— BEGIN —

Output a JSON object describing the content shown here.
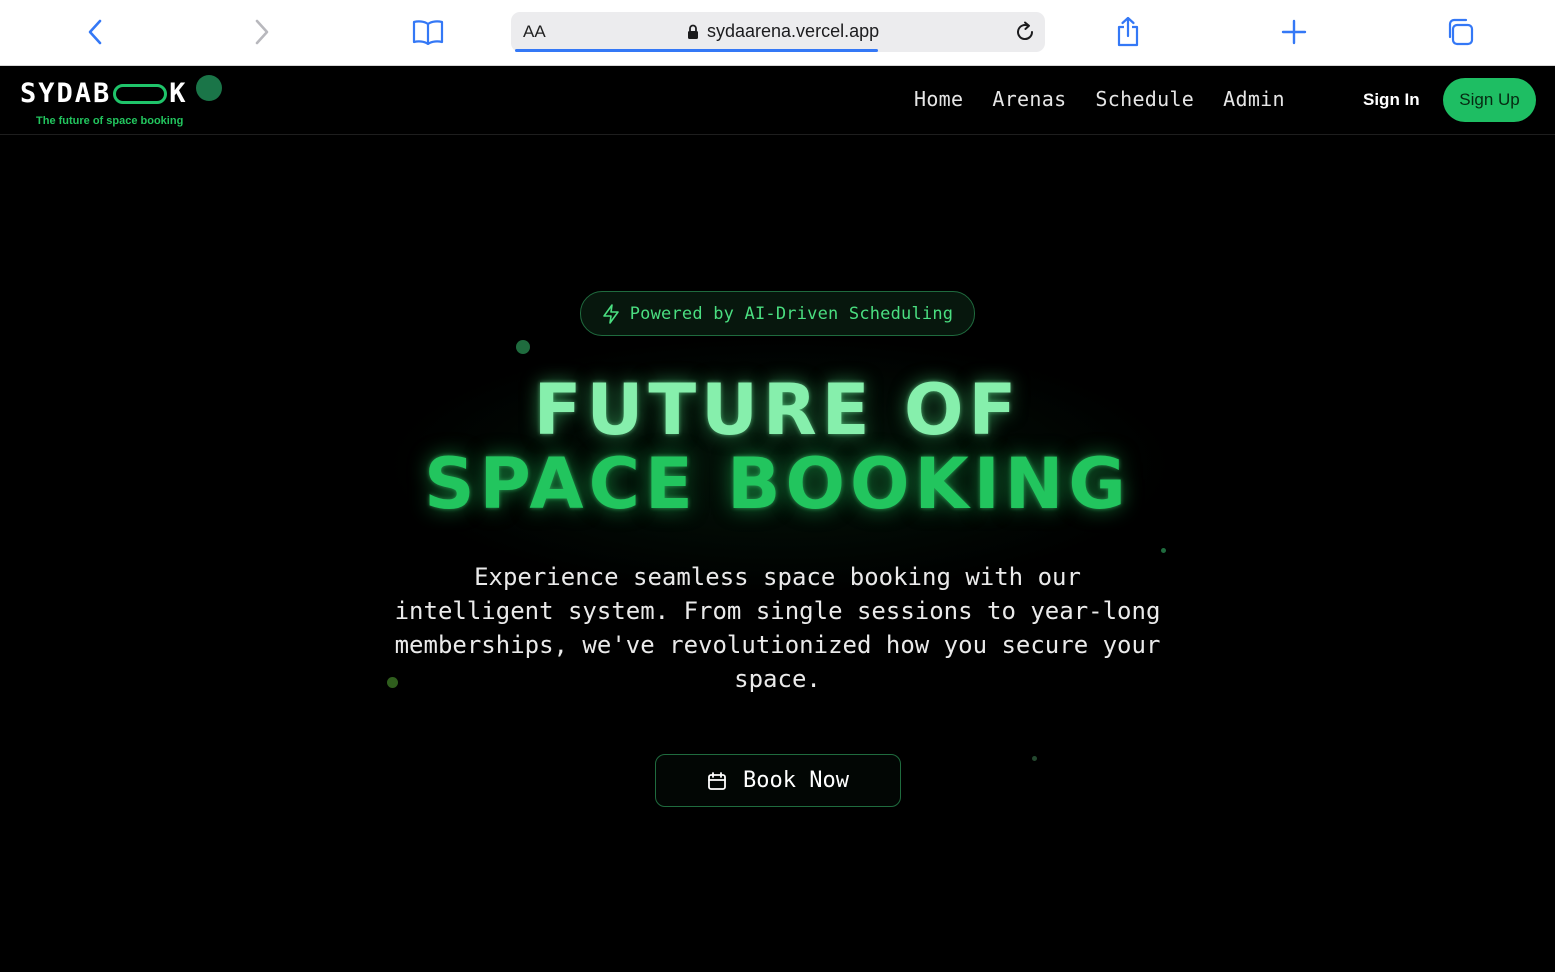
{
  "browser": {
    "address_prefix": "AA",
    "url": "sydaarena.vercel.app",
    "icons": [
      "back-icon",
      "forward-icon",
      "reader-book-icon",
      "lock-icon",
      "reload-icon",
      "share-icon",
      "plus-icon",
      "tabs-icon"
    ],
    "load_progress": 0.69
  },
  "site": {
    "logo_text_start": "SYDAB",
    "logo_text_end": "K",
    "tagline": "The future of space booking",
    "nav": [
      {
        "label": "Home"
      },
      {
        "label": "Arenas"
      },
      {
        "label": "Schedule"
      },
      {
        "label": "Admin"
      }
    ],
    "sign_in": "Sign In",
    "sign_up": "Sign Up",
    "accent_color": "#22c55e"
  },
  "hero": {
    "badge": "Powered by AI-Driven Scheduling",
    "title_line1": "FUTURE OF",
    "title_line2": "SPACE BOOKING",
    "description": "Experience seamless space booking with our intelligent system. From single sessions to year-long memberships, we've revolutionized how you secure your space.",
    "cta": "Book Now"
  }
}
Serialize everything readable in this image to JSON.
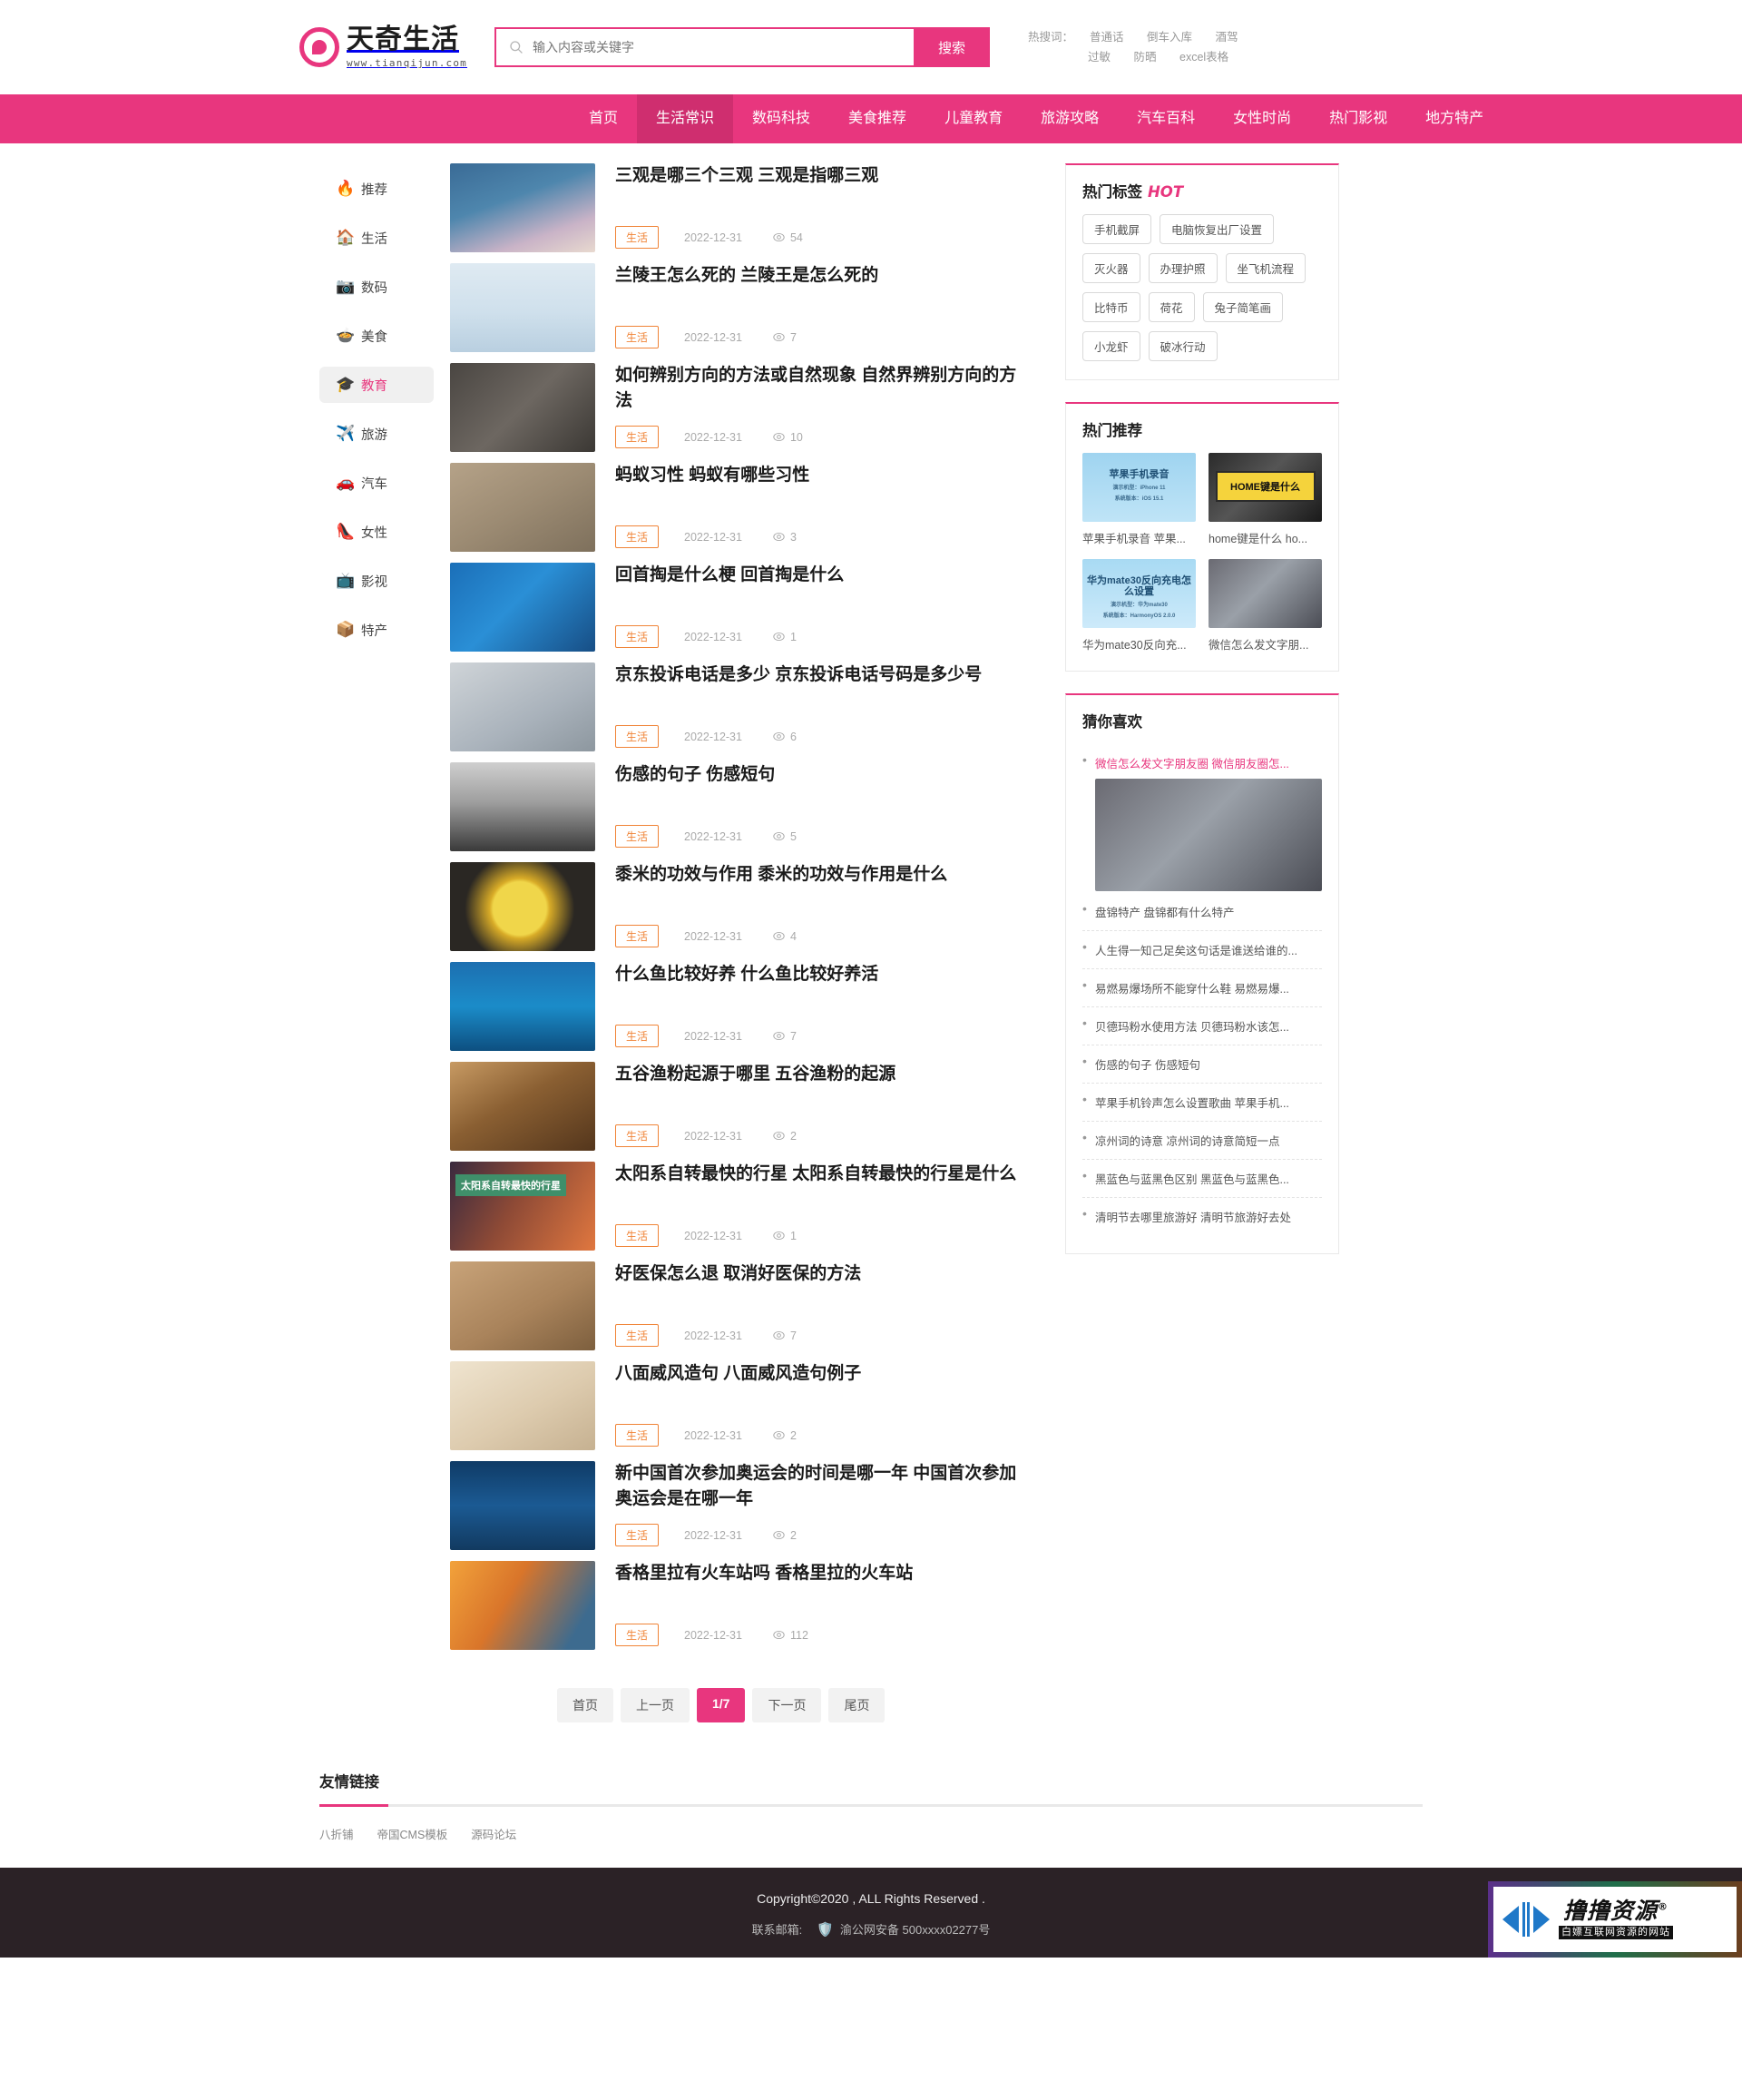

— END —

§ Short exercise: Go through the preceding material and copy each line that has the word "JSON".

§ Output:
Output a JSON object describing the content shown here.
Serialize everything readable in this image to JSON.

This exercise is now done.